DESCRIPTION OF THE TASK
Filter the entries below, keeping only lines with the word "title".

Data items
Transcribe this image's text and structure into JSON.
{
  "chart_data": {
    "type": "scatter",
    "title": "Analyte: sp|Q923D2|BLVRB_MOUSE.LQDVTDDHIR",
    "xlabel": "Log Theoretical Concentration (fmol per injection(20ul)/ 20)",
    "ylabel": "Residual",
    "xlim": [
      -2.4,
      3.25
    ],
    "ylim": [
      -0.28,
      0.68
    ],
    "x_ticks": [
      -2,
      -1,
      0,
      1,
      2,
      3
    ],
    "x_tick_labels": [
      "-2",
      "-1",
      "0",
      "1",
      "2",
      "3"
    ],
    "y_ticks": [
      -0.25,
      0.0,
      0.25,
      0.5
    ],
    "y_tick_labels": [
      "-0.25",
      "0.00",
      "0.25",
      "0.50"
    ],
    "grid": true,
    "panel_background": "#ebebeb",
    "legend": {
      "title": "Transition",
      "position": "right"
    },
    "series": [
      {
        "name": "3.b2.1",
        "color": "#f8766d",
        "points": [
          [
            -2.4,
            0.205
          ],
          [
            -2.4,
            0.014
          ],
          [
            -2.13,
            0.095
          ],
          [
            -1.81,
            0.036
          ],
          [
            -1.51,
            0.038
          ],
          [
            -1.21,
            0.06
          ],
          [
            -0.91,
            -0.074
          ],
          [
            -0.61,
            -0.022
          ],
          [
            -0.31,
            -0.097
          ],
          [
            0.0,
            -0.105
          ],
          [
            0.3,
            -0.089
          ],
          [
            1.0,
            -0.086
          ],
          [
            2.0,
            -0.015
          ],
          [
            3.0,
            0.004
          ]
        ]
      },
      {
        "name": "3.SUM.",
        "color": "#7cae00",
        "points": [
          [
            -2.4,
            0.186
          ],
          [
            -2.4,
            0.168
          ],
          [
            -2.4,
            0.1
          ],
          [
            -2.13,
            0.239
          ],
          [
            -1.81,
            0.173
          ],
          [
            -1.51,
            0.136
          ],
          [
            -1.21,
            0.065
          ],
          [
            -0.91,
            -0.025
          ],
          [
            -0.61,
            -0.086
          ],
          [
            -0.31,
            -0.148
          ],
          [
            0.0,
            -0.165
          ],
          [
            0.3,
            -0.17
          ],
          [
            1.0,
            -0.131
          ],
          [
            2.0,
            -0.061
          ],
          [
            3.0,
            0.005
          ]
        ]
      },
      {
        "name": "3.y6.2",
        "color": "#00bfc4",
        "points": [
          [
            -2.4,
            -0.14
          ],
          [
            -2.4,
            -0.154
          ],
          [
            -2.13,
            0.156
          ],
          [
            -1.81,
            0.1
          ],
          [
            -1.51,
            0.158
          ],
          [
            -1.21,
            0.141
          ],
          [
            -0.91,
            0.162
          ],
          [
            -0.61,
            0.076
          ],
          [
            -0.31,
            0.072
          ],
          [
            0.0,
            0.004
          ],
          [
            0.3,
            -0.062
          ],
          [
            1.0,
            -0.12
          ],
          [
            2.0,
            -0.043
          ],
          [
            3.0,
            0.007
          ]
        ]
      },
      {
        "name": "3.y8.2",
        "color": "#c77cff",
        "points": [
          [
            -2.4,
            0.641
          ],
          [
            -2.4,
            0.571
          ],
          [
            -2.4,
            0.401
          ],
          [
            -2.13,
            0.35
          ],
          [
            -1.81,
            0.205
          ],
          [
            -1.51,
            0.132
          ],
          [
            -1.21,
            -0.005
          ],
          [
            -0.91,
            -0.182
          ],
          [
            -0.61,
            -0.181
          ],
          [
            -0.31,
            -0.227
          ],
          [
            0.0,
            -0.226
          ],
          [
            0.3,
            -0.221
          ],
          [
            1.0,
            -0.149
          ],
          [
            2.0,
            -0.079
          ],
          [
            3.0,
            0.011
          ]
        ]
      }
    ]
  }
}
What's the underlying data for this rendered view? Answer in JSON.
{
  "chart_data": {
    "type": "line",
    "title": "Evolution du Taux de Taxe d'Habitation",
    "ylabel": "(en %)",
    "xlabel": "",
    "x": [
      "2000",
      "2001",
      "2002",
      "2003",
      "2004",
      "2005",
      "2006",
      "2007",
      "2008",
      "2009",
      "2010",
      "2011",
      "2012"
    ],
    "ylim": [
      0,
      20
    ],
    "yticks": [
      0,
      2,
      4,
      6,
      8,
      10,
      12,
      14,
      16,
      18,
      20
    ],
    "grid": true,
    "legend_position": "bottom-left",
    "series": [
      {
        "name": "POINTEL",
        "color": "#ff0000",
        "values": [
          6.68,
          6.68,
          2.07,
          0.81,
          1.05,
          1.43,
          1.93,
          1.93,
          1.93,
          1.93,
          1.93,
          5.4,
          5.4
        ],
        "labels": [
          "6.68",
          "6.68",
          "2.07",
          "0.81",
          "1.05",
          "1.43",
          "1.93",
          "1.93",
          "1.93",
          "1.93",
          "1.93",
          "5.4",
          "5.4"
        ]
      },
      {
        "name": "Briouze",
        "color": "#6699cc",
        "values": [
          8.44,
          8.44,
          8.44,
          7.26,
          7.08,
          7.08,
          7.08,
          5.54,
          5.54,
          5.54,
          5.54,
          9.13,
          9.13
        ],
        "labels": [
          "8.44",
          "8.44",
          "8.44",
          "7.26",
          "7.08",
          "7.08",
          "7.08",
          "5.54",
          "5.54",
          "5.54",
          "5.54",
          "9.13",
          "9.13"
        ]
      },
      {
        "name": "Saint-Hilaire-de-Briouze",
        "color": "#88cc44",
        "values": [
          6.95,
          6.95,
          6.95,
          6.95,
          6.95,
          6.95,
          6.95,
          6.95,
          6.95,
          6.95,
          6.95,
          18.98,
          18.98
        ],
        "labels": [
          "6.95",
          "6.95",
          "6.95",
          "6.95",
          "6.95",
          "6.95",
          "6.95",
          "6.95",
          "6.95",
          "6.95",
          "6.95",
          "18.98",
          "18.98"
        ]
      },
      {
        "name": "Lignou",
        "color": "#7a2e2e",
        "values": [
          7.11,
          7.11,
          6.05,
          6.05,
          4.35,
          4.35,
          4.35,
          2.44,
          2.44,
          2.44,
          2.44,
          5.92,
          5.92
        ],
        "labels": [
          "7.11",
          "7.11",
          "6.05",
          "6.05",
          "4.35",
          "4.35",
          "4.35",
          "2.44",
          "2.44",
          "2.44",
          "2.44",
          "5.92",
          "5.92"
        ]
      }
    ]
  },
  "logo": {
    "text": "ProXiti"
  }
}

EXPECTED ANSWER
    "title": "Analyte: sp|Q923D2|BLVRB_MOUSE.LQDVTDDHIR",
      "title": "Transition",
    "title": "Evolution du Taux de Taxe d'Habitation",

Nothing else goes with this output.